======== TEXT UNDER STUDY ========

Repatriation and displacement overwhelms war-torn Afghanistan | Inquirer News

Repatriation and displacement overwhelms war-torn Afghanistan

/ 07:36 PM February 08, 2017

In this photograph taken on January 18, 2017, Afghan children warm themselves with a blanket inside a mud house at a refugee camp on the outskirts of Laghman. Marooned in a tent billowing in the winter wind, Gul Pari's family is among thousands of war-displaced Afghans crammed into settlements alongside a flood of returning refugees, in a double-pronged humanitarian crisis engulfing the country. Conflict-torn Afghanistan is struggling to reabsorb large masses of refugees and failed asylum seekers being sent back from Pakistan, Europe and Iran, joining more than half a million others uprooted by war. Photo from AFP.

======== THE DATA ========

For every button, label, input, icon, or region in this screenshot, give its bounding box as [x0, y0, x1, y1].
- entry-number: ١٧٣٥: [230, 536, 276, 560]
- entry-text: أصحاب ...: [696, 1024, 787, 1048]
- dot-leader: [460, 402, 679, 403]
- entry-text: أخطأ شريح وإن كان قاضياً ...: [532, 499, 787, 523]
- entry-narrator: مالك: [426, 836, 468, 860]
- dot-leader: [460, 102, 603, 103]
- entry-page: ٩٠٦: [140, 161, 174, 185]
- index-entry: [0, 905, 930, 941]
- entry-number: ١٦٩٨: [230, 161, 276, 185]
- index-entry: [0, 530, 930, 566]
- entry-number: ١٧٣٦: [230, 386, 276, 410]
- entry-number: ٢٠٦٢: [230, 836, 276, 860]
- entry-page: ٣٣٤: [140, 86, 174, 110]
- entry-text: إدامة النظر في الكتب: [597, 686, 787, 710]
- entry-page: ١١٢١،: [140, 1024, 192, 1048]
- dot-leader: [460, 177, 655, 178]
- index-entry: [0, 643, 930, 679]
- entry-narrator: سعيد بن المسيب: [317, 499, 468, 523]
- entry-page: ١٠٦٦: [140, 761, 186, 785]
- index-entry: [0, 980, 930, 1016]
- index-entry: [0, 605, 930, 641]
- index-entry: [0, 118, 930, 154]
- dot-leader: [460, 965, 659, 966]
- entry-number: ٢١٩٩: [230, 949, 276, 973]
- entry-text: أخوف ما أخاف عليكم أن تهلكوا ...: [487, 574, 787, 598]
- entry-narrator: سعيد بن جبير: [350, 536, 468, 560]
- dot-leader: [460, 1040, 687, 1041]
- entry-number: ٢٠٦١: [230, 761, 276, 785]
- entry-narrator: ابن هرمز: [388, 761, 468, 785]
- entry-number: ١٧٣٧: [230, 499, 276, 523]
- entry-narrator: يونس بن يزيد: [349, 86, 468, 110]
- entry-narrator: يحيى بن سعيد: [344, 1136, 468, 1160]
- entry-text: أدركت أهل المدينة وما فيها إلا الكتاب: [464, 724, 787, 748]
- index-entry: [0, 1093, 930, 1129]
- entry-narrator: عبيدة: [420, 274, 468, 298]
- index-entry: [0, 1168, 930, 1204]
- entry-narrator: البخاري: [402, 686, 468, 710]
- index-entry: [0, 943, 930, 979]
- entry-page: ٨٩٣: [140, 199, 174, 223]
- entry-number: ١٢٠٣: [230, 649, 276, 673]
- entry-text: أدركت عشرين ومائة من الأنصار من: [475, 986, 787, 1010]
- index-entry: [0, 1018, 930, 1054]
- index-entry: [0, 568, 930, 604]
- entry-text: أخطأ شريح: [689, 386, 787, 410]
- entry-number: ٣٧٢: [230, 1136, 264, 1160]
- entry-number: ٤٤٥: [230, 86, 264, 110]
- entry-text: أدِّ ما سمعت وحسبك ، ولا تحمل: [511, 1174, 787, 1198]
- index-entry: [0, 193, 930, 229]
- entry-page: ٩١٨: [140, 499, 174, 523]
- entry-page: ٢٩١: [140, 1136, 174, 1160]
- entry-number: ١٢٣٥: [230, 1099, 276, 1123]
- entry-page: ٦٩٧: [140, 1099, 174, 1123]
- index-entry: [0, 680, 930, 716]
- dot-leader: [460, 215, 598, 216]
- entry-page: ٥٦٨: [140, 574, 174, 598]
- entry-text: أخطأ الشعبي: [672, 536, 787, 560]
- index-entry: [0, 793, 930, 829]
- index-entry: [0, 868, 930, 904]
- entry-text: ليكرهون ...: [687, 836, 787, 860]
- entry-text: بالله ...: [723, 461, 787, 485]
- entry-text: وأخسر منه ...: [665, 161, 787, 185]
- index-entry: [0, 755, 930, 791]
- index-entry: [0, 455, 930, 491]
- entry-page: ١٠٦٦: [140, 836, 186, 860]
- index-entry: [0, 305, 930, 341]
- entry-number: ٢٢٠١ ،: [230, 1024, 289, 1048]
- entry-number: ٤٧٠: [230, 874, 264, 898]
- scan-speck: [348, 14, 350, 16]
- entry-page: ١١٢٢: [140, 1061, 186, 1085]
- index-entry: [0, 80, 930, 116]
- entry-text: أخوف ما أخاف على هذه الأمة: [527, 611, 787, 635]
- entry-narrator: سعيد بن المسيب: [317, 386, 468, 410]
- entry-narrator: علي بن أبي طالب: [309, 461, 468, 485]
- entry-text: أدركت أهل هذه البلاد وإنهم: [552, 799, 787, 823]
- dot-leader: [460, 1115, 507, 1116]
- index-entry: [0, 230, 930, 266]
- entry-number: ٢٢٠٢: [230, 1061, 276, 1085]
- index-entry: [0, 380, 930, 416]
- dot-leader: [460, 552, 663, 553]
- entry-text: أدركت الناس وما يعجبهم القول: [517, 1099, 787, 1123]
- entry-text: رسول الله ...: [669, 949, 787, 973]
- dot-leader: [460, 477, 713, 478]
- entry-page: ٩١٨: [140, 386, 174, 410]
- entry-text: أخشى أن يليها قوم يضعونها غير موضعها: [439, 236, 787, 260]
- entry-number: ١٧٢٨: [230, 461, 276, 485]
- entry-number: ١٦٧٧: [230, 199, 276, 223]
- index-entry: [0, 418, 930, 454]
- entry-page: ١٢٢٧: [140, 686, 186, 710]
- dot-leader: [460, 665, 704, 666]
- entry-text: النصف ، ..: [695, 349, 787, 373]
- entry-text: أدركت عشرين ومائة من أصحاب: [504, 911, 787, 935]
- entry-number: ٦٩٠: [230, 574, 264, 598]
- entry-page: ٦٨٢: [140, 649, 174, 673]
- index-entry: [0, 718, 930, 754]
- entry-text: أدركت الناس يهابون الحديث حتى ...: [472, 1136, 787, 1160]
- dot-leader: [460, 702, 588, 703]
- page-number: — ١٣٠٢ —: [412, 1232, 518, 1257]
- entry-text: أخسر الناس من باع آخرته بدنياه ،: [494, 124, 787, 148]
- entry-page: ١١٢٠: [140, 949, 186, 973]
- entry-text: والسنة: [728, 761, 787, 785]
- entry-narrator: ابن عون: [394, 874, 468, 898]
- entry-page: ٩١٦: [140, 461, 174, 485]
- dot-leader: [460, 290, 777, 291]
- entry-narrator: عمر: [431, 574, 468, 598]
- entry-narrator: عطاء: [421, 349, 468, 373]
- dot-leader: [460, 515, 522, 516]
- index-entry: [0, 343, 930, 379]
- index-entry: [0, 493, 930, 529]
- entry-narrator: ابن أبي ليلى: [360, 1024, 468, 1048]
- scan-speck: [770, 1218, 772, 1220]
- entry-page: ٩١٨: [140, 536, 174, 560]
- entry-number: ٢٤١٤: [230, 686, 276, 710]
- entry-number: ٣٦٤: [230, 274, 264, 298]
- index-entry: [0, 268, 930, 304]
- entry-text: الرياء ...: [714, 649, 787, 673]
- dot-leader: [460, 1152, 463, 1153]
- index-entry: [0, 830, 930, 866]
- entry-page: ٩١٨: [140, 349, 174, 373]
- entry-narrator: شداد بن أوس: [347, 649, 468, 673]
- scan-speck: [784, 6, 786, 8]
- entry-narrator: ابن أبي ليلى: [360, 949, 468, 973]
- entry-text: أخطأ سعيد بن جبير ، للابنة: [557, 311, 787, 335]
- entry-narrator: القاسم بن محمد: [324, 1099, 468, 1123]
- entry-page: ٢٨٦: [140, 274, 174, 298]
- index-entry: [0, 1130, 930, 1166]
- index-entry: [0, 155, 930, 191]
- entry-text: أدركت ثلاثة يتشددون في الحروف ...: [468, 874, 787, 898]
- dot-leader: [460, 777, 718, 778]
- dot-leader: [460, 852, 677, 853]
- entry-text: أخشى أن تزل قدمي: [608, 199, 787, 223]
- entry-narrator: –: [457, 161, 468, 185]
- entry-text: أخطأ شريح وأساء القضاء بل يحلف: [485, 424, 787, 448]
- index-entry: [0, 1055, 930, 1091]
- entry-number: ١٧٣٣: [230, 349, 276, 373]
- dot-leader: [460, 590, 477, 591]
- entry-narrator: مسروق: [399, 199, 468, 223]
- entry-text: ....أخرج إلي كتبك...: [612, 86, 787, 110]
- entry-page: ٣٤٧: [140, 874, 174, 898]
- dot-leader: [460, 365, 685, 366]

========

In the news item on displacement in Afghanistan, which places are refugees and failed asylum seekers being sent back from?

**RESPONSE TO THIS EXERCISE**: Pakistan, Europe and Iran.